▶ **STATED TASK**: Copy out every record below, word for word.

▶ **ROWS**:
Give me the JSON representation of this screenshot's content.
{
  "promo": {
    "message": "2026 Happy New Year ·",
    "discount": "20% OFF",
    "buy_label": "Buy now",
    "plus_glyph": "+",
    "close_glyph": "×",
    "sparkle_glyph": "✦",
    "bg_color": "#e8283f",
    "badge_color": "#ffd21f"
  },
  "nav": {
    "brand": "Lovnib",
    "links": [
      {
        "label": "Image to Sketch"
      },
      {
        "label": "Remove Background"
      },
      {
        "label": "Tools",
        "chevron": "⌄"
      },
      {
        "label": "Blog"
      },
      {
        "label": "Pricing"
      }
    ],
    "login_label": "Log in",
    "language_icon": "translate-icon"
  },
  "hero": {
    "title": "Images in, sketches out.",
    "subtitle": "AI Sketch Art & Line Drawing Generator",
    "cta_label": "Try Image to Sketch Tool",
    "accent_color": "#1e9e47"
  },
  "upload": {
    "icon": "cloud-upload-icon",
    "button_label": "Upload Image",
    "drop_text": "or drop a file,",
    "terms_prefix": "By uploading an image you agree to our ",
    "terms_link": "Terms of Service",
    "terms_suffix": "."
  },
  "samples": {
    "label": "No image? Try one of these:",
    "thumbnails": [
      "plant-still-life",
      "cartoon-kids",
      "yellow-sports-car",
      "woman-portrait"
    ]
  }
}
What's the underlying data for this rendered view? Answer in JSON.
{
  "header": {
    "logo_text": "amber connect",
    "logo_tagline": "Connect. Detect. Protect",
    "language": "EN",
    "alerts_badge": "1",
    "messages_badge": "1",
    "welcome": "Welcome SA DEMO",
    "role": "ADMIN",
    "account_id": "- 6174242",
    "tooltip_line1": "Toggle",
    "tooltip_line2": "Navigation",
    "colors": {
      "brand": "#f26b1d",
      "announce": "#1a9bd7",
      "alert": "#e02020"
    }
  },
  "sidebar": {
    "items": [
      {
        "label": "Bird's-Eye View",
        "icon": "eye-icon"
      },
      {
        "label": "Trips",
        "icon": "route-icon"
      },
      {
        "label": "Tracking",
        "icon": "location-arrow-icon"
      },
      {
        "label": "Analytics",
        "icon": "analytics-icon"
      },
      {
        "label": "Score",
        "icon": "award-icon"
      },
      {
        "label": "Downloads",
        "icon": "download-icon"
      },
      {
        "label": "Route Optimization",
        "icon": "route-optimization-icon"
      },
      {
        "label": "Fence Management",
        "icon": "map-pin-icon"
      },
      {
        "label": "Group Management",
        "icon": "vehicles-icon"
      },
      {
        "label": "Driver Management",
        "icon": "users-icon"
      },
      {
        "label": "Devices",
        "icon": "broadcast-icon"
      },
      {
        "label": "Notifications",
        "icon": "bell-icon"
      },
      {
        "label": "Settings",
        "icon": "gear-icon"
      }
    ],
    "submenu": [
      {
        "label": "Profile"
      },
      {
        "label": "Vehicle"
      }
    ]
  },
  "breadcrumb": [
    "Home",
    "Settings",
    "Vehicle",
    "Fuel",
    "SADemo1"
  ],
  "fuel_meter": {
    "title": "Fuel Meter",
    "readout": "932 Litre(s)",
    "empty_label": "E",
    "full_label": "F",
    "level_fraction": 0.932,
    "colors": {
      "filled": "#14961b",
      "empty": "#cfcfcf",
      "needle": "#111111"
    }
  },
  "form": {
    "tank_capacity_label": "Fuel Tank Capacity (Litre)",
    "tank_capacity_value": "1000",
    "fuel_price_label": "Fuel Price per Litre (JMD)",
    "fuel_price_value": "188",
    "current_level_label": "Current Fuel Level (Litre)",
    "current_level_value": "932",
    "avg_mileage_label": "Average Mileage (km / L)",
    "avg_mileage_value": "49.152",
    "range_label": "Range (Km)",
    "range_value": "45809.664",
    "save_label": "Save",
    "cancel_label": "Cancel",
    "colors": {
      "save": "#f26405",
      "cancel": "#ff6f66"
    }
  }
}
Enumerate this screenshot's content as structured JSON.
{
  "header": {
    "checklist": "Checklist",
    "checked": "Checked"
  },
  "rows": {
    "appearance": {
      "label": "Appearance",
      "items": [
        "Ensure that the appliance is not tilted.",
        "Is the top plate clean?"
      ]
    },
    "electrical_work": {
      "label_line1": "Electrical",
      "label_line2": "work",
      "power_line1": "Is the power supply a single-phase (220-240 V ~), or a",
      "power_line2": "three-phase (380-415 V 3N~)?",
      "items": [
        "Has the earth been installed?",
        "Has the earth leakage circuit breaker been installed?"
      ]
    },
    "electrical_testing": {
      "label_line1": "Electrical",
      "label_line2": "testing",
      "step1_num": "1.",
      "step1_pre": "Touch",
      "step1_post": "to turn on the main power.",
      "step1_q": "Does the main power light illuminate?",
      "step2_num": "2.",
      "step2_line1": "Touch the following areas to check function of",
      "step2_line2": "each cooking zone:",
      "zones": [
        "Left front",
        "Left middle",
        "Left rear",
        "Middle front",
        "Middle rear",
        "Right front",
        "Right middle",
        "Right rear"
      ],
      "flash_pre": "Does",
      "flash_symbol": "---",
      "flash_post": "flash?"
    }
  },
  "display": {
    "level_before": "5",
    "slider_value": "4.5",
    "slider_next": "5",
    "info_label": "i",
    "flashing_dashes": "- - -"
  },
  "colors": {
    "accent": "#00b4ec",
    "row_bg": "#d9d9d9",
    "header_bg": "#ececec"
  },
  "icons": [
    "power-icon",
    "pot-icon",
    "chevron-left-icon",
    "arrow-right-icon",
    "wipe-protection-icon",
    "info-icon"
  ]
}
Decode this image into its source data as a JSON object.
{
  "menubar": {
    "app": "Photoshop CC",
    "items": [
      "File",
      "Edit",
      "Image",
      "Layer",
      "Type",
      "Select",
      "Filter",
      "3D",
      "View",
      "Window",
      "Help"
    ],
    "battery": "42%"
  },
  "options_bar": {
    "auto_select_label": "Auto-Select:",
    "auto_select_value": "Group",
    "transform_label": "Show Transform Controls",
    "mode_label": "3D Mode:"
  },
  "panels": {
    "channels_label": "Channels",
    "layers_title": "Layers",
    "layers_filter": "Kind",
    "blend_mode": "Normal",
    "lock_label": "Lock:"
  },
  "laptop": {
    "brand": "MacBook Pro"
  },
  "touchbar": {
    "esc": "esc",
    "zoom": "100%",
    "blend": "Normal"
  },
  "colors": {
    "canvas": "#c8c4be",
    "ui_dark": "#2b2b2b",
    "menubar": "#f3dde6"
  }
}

▶ **SOLUTION TO THE EXERCISE**:
Give me the JSON representation of this screenshot's content.
{
  "promo": {
    "message": "2026 Happy New Year ·",
    "discount": "20% OFF",
    "buy_label": "Buy now",
    "plus_glyph": "+",
    "close_glyph": "×",
    "sparkle_glyph": "✦",
    "bg_color": "#e8283f",
    "badge_color": "#ffd21f"
  },
  "nav": {
    "brand": "Lovnib",
    "links": [
      {
        "label": "Image to Sketch"
      },
      {
        "label": "Remove Background"
      },
      {
        "label": "Tools",
        "chevron": "⌄"
      },
      {
        "label": "Blog"
      },
      {
        "label": "Pricing"
      }
    ],
    "login_label": "Log in",
    "language_icon": "translate-icon"
  },
  "hero": {
    "title": "Images in, sketches out.",
    "subtitle": "AI Sketch Art & Line Drawing Generator",
    "cta_label": "Try Image to Sketch Tool",
    "accent_color": "#1e9e47"
  },
  "upload": {
    "icon": "cloud-upload-icon",
    "button_label": "Upload Image",
    "drop_text": "or drop a file,",
    "terms_prefix": "By uploading an image you agree to our ",
    "terms_link": "Terms of Service",
    "terms_suffix": "."
  },
  "samples": {
    "label": "No image? Try one of these:",
    "thumbnails": [
      "plant-still-life",
      "cartoon-kids",
      "yellow-sports-car",
      "woman-portrait"
    ]
  }
}
What's the underlying data for this rendered view? Answer in JSON.
{
  "header": {
    "logo_text": "amber connect",
    "logo_tagline": "Connect. Detect. Protect",
    "language": "EN",
    "alerts_badge": "1",
    "messages_badge": "1",
    "welcome": "Welcome SA DEMO",
    "role": "ADMIN",
    "account_id": "- 6174242",
    "tooltip_line1": "Toggle",
    "tooltip_line2": "Navigation",
    "colors": {
      "brand": "#f26b1d",
      "announce": "#1a9bd7",
      "alert": "#e02020"
    }
  },
  "sidebar": {
    "items": [
      {
        "label": "Bird's-Eye View",
        "icon": "eye-icon"
      },
      {
        "label": "Trips",
        "icon": "route-icon"
      },
      {
        "label": "Tracking",
        "icon": "location-arrow-icon"
      },
      {
        "label": "Analytics",
        "icon": "analytics-icon"
      },
      {
        "label": "Score",
        "icon": "award-icon"
      },
      {
        "label": "Downloads",
        "icon": "download-icon"
      },
      {
        "label": "Route Optimization",
        "icon": "route-optimization-icon"
      },
      {
        "label": "Fence Management",
        "icon": "map-pin-icon"
      },
      {
        "label": "Group Management",
        "icon": "vehicles-icon"
      },
      {
        "label": "Driver Management",
        "icon": "users-icon"
      },
      {
        "label": "Devices",
        "icon": "broadcast-icon"
      },
      {
        "label": "Notifications",
        "icon": "bell-icon"
      },
      {
        "label": "Settings",
        "icon": "gear-icon"
      }
    ],
    "submenu": [
      {
        "label": "Profile"
      },
      {
        "label": "Vehicle"
      }
    ]
  },
  "breadcrumb": [
    "Home",
    "Settings",
    "Vehicle",
    "Fuel",
    "SADemo1"
  ],
  "fuel_meter": {
    "title": "Fuel Meter",
    "readout": "932 Litre(s)",
    "empty_label": "E",
    "full_label": "F",
    "level_fraction": 0.932,
    "colors": {
      "filled": "#14961b",
      "empty": "#cfcfcf",
      "needle": "#111111"
    }
  },
  "form": {
    "tank_capacity_label": "Fuel Tank Capacity (Litre)",
    "tank_capacity_value": "1000",
    "fuel_price_label": "Fuel Price per Litre (JMD)",
    "fuel_price_value": "188",
    "current_level_label": "Current Fuel Level (Litre)",
    "current_level_value": "932",
    "avg_mileage_label": "Average Mileage (km / L)",
    "avg_mileage_value": "49.152",
    "range_label": "Range (Km)",
    "range_value": "45809.664",
    "save_label": "Save",
    "cancel_label": "Cancel",
    "colors": {
      "save": "#f26405",
      "cancel": "#ff6f66"
    }
  }
}
Enumerate this screenshot's content as structured JSON.
{
  "header": {
    "checklist": "Checklist",
    "checked": "Checked"
  },
  "rows": {
    "appearance": {
      "label": "Appearance",
      "items": [
        "Ensure that the appliance is not tilted.",
        "Is the top plate clean?"
      ]
    },
    "electrical_work": {
      "label_line1": "Electrical",
      "label_line2": "work",
      "power_line1": "Is the power supply a single-phase (220-240 V ~), or a",
      "power_line2": "three-phase (380-415 V 3N~)?",
      "items": [
        "Has the earth been installed?",
        "Has the earth leakage circuit breaker been installed?"
      ]
    },
    "electrical_testing": {
      "label_line1": "Electrical",
      "label_line2": "testing",
      "step1_num": "1.",
      "step1_pre": "Touch",
      "step1_post": "to turn on the main power.",
      "step1_q": "Does the main power light illuminate?",
      "step2_num": "2.",
      "step2_line1": "Touch the following areas to check function of",
      "step2_line2": "each cooking zone:",
      "zones": [
        "Left front",
        "Left middle",
        "Left rear",
        "Middle front",
        "Middle rear",
        "Right front",
        "Right middle",
        "Right rear"
      ],
      "flash_pre": "Does",
      "flash_symbol": "---",
      "flash_post": "flash?"
    }
  },
  "display": {
    "level_before": "5",
    "slider_value": "4.5",
    "slider_next": "5",
    "info_label": "i",
    "flashing_dashes": "- - -"
  },
  "colors": {
    "accent": "#00b4ec",
    "row_bg": "#d9d9d9",
    "header_bg": "#ececec"
  },
  "icons": [
    "power-icon",
    "pot-icon",
    "chevron-left-icon",
    "arrow-right-icon",
    "wipe-protection-icon",
    "info-icon"
  ]
}
Decode this image into its source data as a JSON object.
{
  "menubar": {
    "app": "Photoshop CC",
    "items": [
      "File",
      "Edit",
      "Image",
      "Layer",
      "Type",
      "Select",
      "Filter",
      "3D",
      "View",
      "Window",
      "Help"
    ],
    "battery": "42%"
  },
  "options_bar": {
    "auto_select_label": "Auto-Select:",
    "auto_select_value": "Group",
    "transform_label": "Show Transform Controls",
    "mode_label": "3D Mode:"
  },
  "panels": {
    "channels_label": "Channels",
    "layers_title": "Layers",
    "layers_filter": "Kind",
    "blend_mode": "Normal",
    "lock_label": "Lock:"
  },
  "laptop": {
    "brand": "MacBook Pro"
  },
  "touchbar": {
    "esc": "esc",
    "zoom": "100%",
    "blend": "Normal"
  },
  "colors": {
    "canvas": "#c8c4be",
    "ui_dark": "#2b2b2b",
    "menubar": "#f3dde6"
  }
}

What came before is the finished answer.